● **Your task**
Look through the data for the string "yyyy". Copy every line where it is found.

* start Records provided *

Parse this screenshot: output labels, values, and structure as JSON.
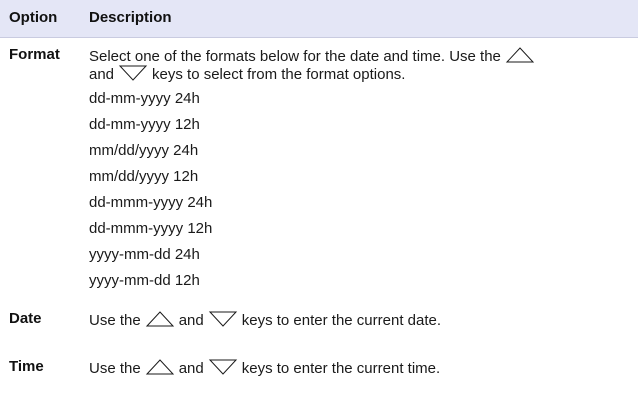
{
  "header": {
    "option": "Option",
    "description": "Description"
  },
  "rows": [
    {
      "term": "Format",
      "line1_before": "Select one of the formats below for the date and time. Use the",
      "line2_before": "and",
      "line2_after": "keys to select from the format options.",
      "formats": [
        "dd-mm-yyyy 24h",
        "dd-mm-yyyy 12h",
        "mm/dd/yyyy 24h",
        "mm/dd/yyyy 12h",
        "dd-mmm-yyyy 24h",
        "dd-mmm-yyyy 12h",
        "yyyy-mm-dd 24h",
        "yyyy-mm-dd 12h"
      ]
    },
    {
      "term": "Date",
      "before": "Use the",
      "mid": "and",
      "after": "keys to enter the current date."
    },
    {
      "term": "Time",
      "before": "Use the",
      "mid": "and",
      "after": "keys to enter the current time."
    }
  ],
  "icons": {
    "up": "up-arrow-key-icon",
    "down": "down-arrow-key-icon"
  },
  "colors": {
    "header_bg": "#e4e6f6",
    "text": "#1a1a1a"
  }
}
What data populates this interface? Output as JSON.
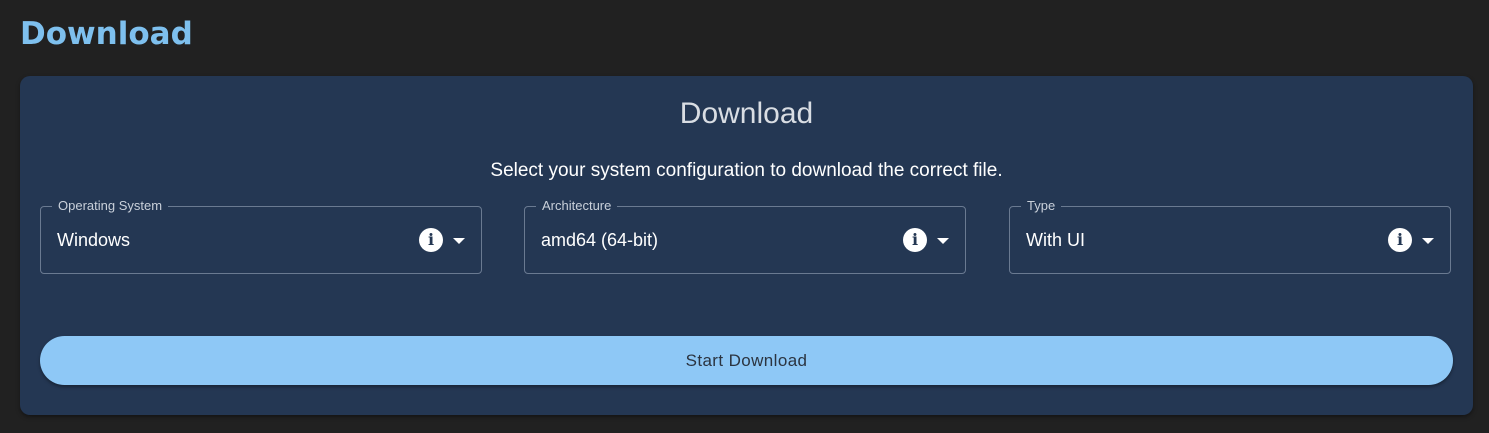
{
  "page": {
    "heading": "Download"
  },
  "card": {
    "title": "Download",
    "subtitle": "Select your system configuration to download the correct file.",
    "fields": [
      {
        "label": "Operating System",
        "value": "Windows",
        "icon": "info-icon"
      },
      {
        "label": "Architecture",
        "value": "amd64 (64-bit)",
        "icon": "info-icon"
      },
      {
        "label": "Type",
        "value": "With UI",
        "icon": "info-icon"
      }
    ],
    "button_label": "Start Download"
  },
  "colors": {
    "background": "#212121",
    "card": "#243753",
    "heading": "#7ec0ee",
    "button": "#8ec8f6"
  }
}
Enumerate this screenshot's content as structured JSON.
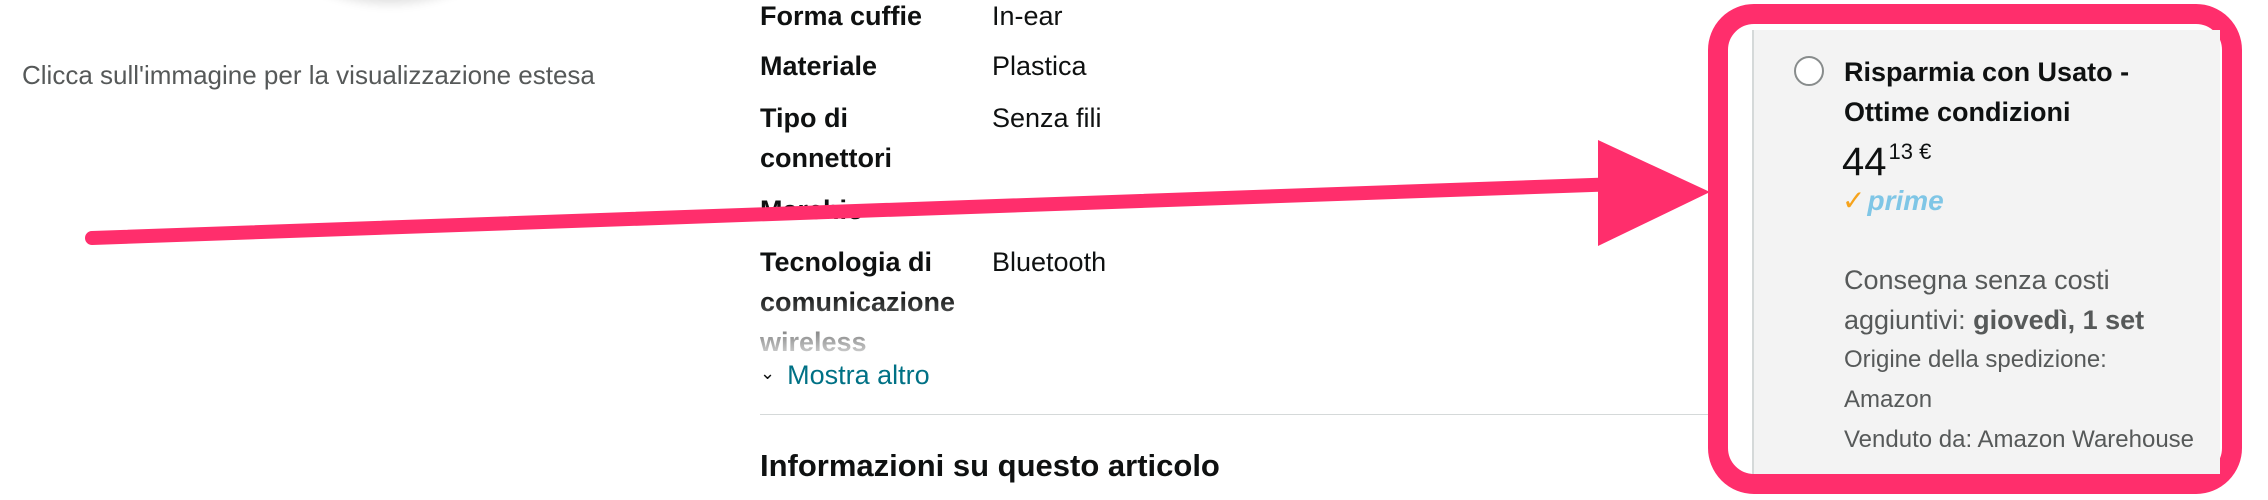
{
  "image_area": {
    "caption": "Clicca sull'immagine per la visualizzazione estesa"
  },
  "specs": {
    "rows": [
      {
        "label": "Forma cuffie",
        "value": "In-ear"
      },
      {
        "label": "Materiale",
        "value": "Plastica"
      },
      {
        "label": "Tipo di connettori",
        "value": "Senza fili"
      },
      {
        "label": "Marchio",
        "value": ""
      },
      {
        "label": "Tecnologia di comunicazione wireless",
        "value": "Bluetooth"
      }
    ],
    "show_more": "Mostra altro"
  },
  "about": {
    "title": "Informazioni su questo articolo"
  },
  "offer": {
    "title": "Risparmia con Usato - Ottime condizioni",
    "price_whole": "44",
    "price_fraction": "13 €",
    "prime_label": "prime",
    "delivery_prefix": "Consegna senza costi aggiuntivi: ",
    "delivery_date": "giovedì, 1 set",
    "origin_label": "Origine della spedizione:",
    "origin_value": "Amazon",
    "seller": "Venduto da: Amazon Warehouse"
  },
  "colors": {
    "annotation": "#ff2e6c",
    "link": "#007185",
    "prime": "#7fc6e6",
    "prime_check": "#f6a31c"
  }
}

* end Records provided *
* start Records provided *

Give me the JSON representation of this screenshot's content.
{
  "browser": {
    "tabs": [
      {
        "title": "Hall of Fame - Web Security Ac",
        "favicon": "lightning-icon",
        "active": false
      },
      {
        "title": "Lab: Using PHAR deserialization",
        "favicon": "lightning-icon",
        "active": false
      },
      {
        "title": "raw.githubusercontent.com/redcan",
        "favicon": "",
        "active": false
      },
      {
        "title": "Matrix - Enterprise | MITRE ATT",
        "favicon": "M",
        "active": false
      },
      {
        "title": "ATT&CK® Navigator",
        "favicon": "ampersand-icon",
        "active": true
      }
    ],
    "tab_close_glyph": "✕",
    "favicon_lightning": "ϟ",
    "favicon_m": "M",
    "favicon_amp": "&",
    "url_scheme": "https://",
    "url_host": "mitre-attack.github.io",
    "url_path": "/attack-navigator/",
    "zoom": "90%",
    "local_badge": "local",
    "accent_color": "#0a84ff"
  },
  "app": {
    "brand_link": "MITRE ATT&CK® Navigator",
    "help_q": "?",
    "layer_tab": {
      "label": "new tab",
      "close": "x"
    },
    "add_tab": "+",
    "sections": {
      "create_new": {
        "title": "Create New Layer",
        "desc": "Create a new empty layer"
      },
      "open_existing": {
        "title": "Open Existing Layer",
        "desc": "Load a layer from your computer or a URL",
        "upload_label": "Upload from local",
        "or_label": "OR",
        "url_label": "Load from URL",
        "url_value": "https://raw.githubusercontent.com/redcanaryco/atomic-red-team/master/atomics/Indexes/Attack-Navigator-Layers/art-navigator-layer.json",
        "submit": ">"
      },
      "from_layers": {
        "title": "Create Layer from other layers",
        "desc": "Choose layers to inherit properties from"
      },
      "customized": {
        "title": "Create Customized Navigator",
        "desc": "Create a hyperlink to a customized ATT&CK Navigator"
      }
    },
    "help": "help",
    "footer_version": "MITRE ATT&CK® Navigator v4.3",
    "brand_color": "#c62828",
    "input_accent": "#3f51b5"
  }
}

* end Records provided *

● **Worked answer**
        "dd-mm-yyyy 24h",
        "dd-mm-yyyy 12h",
        "mm/dd/yyyy 24h",
        "mm/dd/yyyy 12h",
        "dd-mmm-yyyy 24h",
        "dd-mmm-yyyy 12h",
        "yyyy-mm-dd 24h",
        "yyyy-mm-dd 12h"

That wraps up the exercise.